╭─ Material provided

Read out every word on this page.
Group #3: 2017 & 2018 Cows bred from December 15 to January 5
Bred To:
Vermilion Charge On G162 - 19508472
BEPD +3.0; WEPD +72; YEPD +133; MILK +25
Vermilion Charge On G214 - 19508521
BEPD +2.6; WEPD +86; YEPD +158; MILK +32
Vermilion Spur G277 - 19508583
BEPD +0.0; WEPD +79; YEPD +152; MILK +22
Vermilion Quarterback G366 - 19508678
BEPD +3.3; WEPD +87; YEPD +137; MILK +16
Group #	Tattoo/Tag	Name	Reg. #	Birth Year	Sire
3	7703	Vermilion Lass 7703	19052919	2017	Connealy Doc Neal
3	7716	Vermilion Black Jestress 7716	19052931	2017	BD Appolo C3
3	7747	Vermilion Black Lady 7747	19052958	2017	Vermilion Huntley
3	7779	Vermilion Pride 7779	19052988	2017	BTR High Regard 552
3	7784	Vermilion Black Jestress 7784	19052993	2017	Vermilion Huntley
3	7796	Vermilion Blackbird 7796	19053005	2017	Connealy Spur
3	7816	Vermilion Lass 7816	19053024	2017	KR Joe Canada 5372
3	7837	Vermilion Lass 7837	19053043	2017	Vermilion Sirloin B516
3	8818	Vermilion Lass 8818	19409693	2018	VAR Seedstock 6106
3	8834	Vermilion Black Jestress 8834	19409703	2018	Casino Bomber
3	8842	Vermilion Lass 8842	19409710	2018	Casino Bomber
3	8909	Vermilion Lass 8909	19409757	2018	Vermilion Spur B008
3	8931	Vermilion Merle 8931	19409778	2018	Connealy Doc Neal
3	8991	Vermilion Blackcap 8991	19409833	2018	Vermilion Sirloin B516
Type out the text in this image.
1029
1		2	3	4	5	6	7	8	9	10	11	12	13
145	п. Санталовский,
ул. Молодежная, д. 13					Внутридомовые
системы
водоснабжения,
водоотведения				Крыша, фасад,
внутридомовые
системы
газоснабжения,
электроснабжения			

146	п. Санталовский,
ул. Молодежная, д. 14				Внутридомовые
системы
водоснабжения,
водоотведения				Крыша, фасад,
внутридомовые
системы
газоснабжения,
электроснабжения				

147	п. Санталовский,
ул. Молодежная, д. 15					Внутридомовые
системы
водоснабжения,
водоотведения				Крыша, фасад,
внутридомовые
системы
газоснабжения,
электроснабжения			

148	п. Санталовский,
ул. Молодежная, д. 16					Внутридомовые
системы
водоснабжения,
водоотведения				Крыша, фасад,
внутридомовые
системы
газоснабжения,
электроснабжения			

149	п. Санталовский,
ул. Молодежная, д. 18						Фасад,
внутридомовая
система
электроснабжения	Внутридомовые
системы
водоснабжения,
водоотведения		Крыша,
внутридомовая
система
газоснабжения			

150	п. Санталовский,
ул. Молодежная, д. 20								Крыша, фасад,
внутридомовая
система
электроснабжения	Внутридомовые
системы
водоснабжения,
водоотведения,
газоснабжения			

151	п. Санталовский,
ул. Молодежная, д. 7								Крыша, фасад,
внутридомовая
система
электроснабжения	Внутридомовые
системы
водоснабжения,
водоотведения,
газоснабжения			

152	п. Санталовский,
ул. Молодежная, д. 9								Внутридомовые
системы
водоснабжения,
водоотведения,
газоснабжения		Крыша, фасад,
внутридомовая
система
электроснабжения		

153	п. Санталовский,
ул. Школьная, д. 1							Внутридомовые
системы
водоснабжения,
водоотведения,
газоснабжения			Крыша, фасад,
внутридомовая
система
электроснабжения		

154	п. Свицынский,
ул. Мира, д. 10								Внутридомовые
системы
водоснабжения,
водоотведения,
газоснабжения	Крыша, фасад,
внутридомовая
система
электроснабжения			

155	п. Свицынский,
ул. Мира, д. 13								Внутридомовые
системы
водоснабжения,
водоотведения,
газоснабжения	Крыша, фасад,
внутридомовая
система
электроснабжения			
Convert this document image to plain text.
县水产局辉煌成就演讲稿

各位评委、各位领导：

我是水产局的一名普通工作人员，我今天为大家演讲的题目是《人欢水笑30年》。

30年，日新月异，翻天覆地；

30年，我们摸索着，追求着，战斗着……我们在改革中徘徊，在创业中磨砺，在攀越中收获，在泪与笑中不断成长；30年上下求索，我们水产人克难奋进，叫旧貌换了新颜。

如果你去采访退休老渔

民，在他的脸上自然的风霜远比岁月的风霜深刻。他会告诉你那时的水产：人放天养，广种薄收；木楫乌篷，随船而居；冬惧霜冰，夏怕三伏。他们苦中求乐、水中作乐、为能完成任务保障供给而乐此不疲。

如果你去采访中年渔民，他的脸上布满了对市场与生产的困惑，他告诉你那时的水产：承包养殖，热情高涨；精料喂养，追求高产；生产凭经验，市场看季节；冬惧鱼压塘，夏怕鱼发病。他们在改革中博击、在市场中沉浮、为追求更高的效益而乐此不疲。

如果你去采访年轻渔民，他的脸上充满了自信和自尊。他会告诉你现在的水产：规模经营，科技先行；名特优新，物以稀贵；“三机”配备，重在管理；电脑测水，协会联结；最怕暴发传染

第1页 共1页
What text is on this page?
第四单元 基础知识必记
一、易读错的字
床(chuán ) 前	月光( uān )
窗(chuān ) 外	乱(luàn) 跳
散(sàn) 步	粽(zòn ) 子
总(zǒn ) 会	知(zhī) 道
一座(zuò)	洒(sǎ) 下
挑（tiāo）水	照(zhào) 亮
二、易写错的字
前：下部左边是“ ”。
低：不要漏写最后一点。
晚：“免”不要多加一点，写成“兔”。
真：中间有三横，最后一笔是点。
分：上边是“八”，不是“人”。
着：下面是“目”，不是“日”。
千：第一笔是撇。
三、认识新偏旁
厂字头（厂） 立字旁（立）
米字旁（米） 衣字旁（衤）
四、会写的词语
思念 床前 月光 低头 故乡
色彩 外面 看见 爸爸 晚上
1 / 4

╰─

What is expected: Pull out each record as written and restate it exactly.

Solution to this problem:
Read out every word on this page.
Group #3: 2017 & 2018 Cows bred from December 15 to January 5
Bred To:
Vermilion Charge On G162 - 19508472
BEPD +3.0; WEPD +72; YEPD +133; MILK +25
Vermilion Charge On G214 - 19508521
BEPD +2.6; WEPD +86; YEPD +158; MILK +32
Vermilion Spur G277 - 19508583
BEPD +0.0; WEPD +79; YEPD +152; MILK +22
Vermilion Quarterback G366 - 19508678
BEPD +3.3; WEPD +87; YEPD +137; MILK +16
Group #	Tattoo/Tag	Name	Reg. #	Birth Year	Sire
3	7703	Vermilion Lass 7703	19052919	2017	Connealy Doc Neal
3	7716	Vermilion Black Jestress 7716	19052931	2017	BD Appolo C3
3	7747	Vermilion Black Lady 7747	19052958	2017	Vermilion Huntley
3	7779	Vermilion Pride 7779	19052988	2017	BTR High Regard 552
3	7784	Vermilion Black Jestress 7784	19052993	2017	Vermilion Huntley
3	7796	Vermilion Blackbird 7796	19053005	2017	Connealy Spur
3	7816	Vermilion Lass 7816	19053024	2017	KR Joe Canada 5372
3	7837	Vermilion Lass 7837	19053043	2017	Vermilion Sirloin B516
3	8818	Vermilion Lass 8818	19409693	2018	VAR Seedstock 6106
3	8834	Vermilion Black Jestress 8834	19409703	2018	Casino Bomber
3	8842	Vermilion Lass 8842	19409710	2018	Casino Bomber
3	8909	Vermilion Lass 8909	19409757	2018	Vermilion Spur B008
3	8931	Vermilion Merle 8931	19409778	2018	Connealy Doc Neal
3	8991	Vermilion Blackcap 8991	19409833	2018	Vermilion Sirloin B516
Type out the text in this image.
1029
1		2	3	4	5	6	7	8	9	10	11	12	13
145	п. Санталовский,
ул. Молодежная, д. 13					Внутридомовые
системы
водоснабжения,
водоотведения				Крыша, фасад,
внутридомовые
системы
газоснабжения,
электроснабжения			

146	п. Санталовский,
ул. Молодежная, д. 14				Внутридомовые
системы
водоснабжения,
водоотведения				Крыша, фасад,
внутридомовые
системы
газоснабжения,
электроснабжения				

147	п. Санталовский,
ул. Молодежная, д. 15					Внутридомовые
системы
водоснабжения,
водоотведения				Крыша, фасад,
внутридомовые
системы
газоснабжения,
электроснабжения			

148	п. Санталовский,
ул. Молодежная, д. 16					Внутридомовые
системы
водоснабжения,
водоотведения				Крыша, фасад,
внутридомовые
системы
газоснабжения,
электроснабжения			

149	п. Санталовский,
ул. Молодежная, д. 18						Фасад,
внутридомовая
система
электроснабжения	Внутридомовые
системы
водоснабжения,
водоотведения		Крыша,
внутридомовая
система
газоснабжения			

150	п. Санталовский,
ул. Молодежная, д. 20								Крыша, фасад,
внутридомовая
система
электроснабжения	Внутридомовые
системы
водоснабжения,
водоотведения,
газоснабжения			

151	п. Санталовский,
ул. Молодежная, д. 7								Крыша, фасад,
внутридомовая
система
электроснабжения	Внутридомовые
системы
водоснабжения,
водоотведения,
газоснабжения			

152	п. Санталовский,
ул. Молодежная, д. 9								Внутридомовые
системы
водоснабжения,
водоотведения,
газоснабжения		Крыша, фасад,
внутридомовая
система
электроснабжения		

153	п. Санталовский,
ул. Школьная, д. 1							Внутридомовые
системы
водоснабжения,
водоотведения,
газоснабжения			Крыша, фасад,
внутридомовая
система
электроснабжения		

154	п. Свицынский,
ул. Мира, д. 10								Внутридомовые
системы
водоснабжения,
водоотведения,
газоснабжения	Крыша, фасад,
внутридомовая
система
электроснабжения			

155	п. Свицынский,
ул. Мира, д. 13								Внутридомовые
системы
водоснабжения,
водоотведения,
газоснабжения	Крыша, фасад,
внутридомовая
система
электроснабжения			
Convert this document image to plain text.
县水产局辉煌成就演讲稿

各位评委、各位领导：

我是水产局的一名普通工作人员，我今天为大家演讲的题目是《人欢水笑30年》。

30年，日新月异，翻天覆地；

30年，我们摸索着，追求着，战斗着……我们在改革中徘徊，在创业中磨砺，在攀越中收获，在泪与笑中不断成长；30年上下求索，我们水产人克难奋进，叫旧貌换了新颜。

如果你去采访退休老渔

民，在他的脸上自然的风霜远比岁月的风霜深刻。他会告诉你那时的水产：人放天养，广种薄收；木楫乌篷，随船而居；冬惧霜冰，夏怕三伏。他们苦中求乐、水中作乐、为能完成任务保障供给而乐此不疲。

如果你去采访中年渔民，他的脸上布满了对市场与生产的困惑，他告诉你那时的水产：承包养殖，热情高涨；精料喂养，追求高产；生产凭经验，市场看季节；冬惧鱼压塘，夏怕鱼发病。他们在改革中博击、在市场中沉浮、为追求更高的效益而乐此不疲。

如果你去采访年轻渔民，他的脸上充满了自信和自尊。他会告诉你现在的水产：规模经营，科技先行；名特优新，物以稀贵；“三机”配备，重在管理；电脑测水，协会联结；最怕暴发传染

第1页 共1页
What text is on this page?
第四单元 基础知识必记
一、易读错的字
床(chuán ) 前	月光( uān )
窗(chuān ) 外	乱(luàn) 跳
散(sàn) 步	粽(zòn ) 子
总(zǒn ) 会	知(zhī) 道
一座(zuò)	洒(sǎ) 下
挑（tiāo）水	照(zhào) 亮
二、易写错的字
前：下部左边是“ ”。
低：不要漏写最后一点。
晚：“免”不要多加一点，写成“兔”。
真：中间有三横，最后一笔是点。
分：上边是“八”，不是“人”。
着：下面是“目”，不是“日”。
千：第一笔是撇。
三、认识新偏旁
厂字头（厂） 立字旁（立）
米字旁（米） 衣字旁（衤）
四、会写的词语
思念 床前 月光 低头 故乡
色彩 外面 看见 爸爸 晚上
1 / 4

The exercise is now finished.